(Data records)

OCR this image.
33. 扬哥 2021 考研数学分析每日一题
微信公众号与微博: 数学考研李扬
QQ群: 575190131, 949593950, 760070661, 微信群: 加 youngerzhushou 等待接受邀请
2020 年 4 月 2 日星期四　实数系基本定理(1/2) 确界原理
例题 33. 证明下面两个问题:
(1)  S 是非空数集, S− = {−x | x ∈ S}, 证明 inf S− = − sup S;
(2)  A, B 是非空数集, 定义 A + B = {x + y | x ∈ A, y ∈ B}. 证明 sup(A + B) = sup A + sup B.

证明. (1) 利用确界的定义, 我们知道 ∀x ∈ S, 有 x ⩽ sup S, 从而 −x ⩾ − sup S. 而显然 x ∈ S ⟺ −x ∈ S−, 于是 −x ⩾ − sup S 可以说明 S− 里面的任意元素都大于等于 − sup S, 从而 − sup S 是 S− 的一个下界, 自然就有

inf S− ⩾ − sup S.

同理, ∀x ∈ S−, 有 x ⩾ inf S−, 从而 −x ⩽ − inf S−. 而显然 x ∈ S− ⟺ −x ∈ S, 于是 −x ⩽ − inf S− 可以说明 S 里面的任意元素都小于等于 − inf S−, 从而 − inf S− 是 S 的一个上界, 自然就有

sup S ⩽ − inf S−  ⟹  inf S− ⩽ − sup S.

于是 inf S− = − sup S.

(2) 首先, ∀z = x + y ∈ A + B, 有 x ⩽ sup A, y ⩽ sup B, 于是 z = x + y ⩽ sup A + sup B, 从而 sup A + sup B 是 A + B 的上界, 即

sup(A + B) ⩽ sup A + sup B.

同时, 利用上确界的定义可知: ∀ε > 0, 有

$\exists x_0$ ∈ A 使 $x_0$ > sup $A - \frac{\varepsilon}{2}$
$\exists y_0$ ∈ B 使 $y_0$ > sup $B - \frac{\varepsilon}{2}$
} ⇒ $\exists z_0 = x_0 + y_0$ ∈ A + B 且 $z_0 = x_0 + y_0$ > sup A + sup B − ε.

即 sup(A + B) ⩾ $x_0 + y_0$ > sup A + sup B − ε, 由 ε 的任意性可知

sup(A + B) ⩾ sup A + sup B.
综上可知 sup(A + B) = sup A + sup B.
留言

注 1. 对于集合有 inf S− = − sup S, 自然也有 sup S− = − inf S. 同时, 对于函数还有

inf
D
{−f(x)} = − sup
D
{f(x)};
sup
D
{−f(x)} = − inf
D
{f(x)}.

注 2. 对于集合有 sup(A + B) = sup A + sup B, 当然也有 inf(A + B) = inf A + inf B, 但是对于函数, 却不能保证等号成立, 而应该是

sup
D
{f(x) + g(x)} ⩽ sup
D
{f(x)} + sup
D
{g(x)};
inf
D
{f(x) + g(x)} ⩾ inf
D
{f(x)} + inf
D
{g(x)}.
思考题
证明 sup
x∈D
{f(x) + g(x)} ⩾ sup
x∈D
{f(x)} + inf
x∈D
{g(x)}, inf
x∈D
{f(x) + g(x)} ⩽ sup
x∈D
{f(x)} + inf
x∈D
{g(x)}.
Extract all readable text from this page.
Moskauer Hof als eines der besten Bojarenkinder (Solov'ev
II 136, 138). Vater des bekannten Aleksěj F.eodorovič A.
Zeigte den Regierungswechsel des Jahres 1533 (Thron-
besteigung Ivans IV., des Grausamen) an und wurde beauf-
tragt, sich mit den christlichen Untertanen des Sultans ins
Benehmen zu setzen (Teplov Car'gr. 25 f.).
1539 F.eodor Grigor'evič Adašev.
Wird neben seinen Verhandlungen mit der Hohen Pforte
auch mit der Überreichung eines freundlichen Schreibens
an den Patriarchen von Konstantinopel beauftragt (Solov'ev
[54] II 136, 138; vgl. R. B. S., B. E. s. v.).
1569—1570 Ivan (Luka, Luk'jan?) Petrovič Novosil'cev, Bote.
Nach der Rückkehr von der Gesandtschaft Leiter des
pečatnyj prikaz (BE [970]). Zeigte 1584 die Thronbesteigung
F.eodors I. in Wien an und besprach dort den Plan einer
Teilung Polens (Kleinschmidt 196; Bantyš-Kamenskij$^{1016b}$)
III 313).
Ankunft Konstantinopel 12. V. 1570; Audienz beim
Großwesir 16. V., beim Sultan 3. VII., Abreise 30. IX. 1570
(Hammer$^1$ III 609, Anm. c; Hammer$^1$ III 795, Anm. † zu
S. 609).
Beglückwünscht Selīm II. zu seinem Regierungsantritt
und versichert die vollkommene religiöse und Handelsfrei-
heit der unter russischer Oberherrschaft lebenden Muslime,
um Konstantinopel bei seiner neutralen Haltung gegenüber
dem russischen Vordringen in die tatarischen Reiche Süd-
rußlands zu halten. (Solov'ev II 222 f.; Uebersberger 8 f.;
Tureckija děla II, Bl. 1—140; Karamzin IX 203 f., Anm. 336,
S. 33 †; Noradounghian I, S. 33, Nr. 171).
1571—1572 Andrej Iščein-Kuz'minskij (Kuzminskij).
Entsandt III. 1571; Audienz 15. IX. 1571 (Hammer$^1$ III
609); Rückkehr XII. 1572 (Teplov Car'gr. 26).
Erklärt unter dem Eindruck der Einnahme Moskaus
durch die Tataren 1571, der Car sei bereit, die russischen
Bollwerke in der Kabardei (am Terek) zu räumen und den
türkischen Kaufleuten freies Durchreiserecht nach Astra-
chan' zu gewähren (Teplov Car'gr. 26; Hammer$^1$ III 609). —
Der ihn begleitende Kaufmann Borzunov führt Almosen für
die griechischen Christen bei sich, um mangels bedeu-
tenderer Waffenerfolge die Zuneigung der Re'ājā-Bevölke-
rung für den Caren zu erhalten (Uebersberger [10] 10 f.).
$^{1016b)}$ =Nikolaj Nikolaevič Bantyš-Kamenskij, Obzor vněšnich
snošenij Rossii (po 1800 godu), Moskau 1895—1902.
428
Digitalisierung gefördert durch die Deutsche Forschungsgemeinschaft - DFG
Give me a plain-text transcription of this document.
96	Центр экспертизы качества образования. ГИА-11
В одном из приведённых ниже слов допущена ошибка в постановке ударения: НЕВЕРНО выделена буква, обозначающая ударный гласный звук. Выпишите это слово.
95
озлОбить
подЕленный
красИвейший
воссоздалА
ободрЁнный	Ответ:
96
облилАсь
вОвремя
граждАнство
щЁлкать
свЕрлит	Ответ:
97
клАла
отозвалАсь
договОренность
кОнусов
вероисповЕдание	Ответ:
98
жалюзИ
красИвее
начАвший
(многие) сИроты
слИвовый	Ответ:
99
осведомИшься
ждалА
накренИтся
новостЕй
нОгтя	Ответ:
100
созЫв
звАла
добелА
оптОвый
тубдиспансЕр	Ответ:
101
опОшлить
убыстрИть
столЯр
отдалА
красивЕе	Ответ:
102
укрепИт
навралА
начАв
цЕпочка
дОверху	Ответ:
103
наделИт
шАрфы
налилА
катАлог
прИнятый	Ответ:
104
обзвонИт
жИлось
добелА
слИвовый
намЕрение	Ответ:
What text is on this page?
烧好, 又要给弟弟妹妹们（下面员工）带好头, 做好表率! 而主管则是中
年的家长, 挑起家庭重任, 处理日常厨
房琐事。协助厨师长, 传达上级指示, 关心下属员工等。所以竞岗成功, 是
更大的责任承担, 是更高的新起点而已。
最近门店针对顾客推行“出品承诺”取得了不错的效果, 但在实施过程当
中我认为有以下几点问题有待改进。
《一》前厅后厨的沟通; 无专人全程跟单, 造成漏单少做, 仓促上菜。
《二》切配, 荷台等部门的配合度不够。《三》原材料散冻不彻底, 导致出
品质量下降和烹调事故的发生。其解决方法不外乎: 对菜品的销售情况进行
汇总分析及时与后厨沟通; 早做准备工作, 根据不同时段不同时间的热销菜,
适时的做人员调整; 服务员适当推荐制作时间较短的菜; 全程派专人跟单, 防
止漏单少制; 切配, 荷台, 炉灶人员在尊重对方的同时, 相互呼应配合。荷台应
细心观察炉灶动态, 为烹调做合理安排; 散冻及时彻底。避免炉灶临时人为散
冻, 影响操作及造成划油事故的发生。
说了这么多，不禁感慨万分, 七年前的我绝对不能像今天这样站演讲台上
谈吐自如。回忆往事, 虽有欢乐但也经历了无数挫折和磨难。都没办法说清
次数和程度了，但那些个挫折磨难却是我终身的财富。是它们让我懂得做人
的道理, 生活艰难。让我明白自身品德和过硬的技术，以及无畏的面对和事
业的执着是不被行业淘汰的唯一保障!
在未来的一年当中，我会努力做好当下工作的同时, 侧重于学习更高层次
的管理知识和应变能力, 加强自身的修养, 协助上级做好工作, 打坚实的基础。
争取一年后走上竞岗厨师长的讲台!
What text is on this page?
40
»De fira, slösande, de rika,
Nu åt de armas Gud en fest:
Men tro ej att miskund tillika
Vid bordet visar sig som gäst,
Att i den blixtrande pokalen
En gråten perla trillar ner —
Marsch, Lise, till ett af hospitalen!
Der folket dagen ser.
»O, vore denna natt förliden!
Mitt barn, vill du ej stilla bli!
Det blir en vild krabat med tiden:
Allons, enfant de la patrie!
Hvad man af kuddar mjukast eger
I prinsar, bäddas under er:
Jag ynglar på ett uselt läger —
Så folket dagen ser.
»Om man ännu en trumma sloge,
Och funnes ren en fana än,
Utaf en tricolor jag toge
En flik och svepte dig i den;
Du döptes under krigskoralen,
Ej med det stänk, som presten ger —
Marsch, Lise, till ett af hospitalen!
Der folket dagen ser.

→ **Task details**
Locate the word "text" in the entries, and copy every line where it is found.

→ **Worked answer**
Extract all readable text from this page.
Give me a plain-text transcription of this document.
What text is on this page?
What text is on this page?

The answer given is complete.